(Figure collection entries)
● ● ● ● ●
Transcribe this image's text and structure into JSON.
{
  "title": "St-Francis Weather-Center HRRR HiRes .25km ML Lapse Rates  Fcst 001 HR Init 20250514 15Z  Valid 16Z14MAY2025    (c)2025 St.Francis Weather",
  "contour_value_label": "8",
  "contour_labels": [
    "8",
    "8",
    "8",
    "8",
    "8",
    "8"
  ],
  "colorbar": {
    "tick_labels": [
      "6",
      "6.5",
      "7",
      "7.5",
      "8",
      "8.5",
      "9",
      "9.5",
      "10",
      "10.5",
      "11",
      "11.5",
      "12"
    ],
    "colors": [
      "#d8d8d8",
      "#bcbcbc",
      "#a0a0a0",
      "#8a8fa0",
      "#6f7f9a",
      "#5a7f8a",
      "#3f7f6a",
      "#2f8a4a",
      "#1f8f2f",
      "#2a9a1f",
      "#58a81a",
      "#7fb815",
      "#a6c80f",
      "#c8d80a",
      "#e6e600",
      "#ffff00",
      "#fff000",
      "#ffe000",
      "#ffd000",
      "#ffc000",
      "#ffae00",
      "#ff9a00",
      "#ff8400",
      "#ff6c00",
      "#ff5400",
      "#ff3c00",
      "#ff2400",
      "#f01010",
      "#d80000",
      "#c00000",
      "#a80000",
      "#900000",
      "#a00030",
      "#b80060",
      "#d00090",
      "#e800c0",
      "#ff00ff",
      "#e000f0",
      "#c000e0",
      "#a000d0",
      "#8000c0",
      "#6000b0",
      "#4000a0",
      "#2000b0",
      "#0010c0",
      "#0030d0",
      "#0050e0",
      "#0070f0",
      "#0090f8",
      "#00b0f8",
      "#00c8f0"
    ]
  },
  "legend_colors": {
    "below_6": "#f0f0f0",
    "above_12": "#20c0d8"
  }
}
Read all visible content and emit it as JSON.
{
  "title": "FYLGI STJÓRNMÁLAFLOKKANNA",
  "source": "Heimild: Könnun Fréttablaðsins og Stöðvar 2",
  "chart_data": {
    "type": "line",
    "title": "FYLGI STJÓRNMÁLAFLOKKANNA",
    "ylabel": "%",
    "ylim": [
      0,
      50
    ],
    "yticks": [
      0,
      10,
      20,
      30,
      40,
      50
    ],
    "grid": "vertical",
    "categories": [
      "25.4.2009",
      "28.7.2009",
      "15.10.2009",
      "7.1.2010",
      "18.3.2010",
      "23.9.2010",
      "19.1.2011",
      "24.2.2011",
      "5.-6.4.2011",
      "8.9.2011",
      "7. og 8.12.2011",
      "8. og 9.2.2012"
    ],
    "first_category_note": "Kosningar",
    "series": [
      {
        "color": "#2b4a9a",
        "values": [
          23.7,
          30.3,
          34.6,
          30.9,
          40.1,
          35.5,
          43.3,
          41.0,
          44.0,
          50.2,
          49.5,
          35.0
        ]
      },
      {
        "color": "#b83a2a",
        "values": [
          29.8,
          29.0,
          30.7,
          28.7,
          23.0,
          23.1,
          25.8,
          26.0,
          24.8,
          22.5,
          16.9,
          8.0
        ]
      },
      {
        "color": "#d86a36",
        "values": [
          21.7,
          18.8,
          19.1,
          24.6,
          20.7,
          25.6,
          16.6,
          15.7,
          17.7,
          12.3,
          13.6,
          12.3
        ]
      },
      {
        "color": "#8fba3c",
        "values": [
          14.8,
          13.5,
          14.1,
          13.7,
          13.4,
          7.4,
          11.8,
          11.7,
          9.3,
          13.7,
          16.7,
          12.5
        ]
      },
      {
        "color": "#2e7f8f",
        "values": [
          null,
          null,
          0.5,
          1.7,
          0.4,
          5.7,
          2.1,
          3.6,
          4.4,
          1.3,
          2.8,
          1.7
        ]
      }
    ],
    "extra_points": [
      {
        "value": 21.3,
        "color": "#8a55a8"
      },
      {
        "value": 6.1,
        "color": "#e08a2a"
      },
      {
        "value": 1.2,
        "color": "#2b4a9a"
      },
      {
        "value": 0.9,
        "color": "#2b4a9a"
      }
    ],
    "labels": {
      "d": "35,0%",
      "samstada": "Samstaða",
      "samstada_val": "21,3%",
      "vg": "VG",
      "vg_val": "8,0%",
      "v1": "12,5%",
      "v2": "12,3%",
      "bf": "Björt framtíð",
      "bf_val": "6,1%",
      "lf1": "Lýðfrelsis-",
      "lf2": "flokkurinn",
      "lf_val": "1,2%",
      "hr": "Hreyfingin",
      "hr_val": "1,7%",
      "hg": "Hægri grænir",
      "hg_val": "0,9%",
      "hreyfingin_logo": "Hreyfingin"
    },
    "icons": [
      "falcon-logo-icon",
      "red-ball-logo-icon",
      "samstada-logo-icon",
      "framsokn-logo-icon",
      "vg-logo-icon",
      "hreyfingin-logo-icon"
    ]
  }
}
● ● ● ● ●
» What is asked
Copy the records above exactly as they appear.

» Solution to this task
Transcribe this image's text and structure into JSON.
{
  "title": "St-Francis Weather-Center HRRR HiRes .25km ML Lapse Rates  Fcst 001 HR Init 20250514 15Z  Valid 16Z14MAY2025    (c)2025 St.Francis Weather",
  "contour_value_label": "8",
  "contour_labels": [
    "8",
    "8",
    "8",
    "8",
    "8",
    "8"
  ],
  "colorbar": {
    "tick_labels": [
      "6",
      "6.5",
      "7",
      "7.5",
      "8",
      "8.5",
      "9",
      "9.5",
      "10",
      "10.5",
      "11",
      "11.5",
      "12"
    ],
    "colors": [
      "#d8d8d8",
      "#bcbcbc",
      "#a0a0a0",
      "#8a8fa0",
      "#6f7f9a",
      "#5a7f8a",
      "#3f7f6a",
      "#2f8a4a",
      "#1f8f2f",
      "#2a9a1f",
      "#58a81a",
      "#7fb815",
      "#a6c80f",
      "#c8d80a",
      "#e6e600",
      "#ffff00",
      "#fff000",
      "#ffe000",
      "#ffd000",
      "#ffc000",
      "#ffae00",
      "#ff9a00",
      "#ff8400",
      "#ff6c00",
      "#ff5400",
      "#ff3c00",
      "#ff2400",
      "#f01010",
      "#d80000",
      "#c00000",
      "#a80000",
      "#900000",
      "#a00030",
      "#b80060",
      "#d00090",
      "#e800c0",
      "#ff00ff",
      "#e000f0",
      "#c000e0",
      "#a000d0",
      "#8000c0",
      "#6000b0",
      "#4000a0",
      "#2000b0",
      "#0010c0",
      "#0030d0",
      "#0050e0",
      "#0070f0",
      "#0090f8",
      "#00b0f8",
      "#00c8f0"
    ]
  },
  "legend_colors": {
    "below_6": "#f0f0f0",
    "above_12": "#20c0d8"
  }
}
Read all visible content and emit it as JSON.
{
  "title": "FYLGI STJÓRNMÁLAFLOKKANNA",
  "source": "Heimild: Könnun Fréttablaðsins og Stöðvar 2",
  "chart_data": {
    "type": "line",
    "title": "FYLGI STJÓRNMÁLAFLOKKANNA",
    "ylabel": "%",
    "ylim": [
      0,
      50
    ],
    "yticks": [
      0,
      10,
      20,
      30,
      40,
      50
    ],
    "grid": "vertical",
    "categories": [
      "25.4.2009",
      "28.7.2009",
      "15.10.2009",
      "7.1.2010",
      "18.3.2010",
      "23.9.2010",
      "19.1.2011",
      "24.2.2011",
      "5.-6.4.2011",
      "8.9.2011",
      "7. og 8.12.2011",
      "8. og 9.2.2012"
    ],
    "first_category_note": "Kosningar",
    "series": [
      {
        "color": "#2b4a9a",
        "values": [
          23.7,
          30.3,
          34.6,
          30.9,
          40.1,
          35.5,
          43.3,
          41.0,
          44.0,
          50.2,
          49.5,
          35.0
        ]
      },
      {
        "color": "#b83a2a",
        "values": [
          29.8,
          29.0,
          30.7,
          28.7,
          23.0,
          23.1,
          25.8,
          26.0,
          24.8,
          22.5,
          16.9,
          8.0
        ]
      },
      {
        "color": "#d86a36",
        "values": [
          21.7,
          18.8,
          19.1,
          24.6,
          20.7,
          25.6,
          16.6,
          15.7,
          17.7,
          12.3,
          13.6,
          12.3
        ]
      },
      {
        "color": "#8fba3c",
        "values": [
          14.8,
          13.5,
          14.1,
          13.7,
          13.4,
          7.4,
          11.8,
          11.7,
          9.3,
          13.7,
          16.7,
          12.5
        ]
      },
      {
        "color": "#2e7f8f",
        "values": [
          null,
          null,
          0.5,
          1.7,
          0.4,
          5.7,
          2.1,
          3.6,
          4.4,
          1.3,
          2.8,
          1.7
        ]
      }
    ],
    "extra_points": [
      {
        "value": 21.3,
        "color": "#8a55a8"
      },
      {
        "value": 6.1,
        "color": "#e08a2a"
      },
      {
        "value": 1.2,
        "color": "#2b4a9a"
      },
      {
        "value": 0.9,
        "color": "#2b4a9a"
      }
    ],
    "labels": {
      "d": "35,0%",
      "samstada": "Samstaða",
      "samstada_val": "21,3%",
      "vg": "VG",
      "vg_val": "8,0%",
      "v1": "12,5%",
      "v2": "12,3%",
      "bf": "Björt framtíð",
      "bf_val": "6,1%",
      "lf1": "Lýðfrelsis-",
      "lf2": "flokkurinn",
      "lf_val": "1,2%",
      "hr": "Hreyfingin",
      "hr_val": "1,7%",
      "hg": "Hægri grænir",
      "hg_val": "0,9%",
      "hreyfingin_logo": "Hreyfingin"
    },
    "icons": [
      "falcon-logo-icon",
      "red-ball-logo-icon",
      "samstada-logo-icon",
      "framsokn-logo-icon",
      "vg-logo-icon",
      "hreyfingin-logo-icon"
    ]
  }
}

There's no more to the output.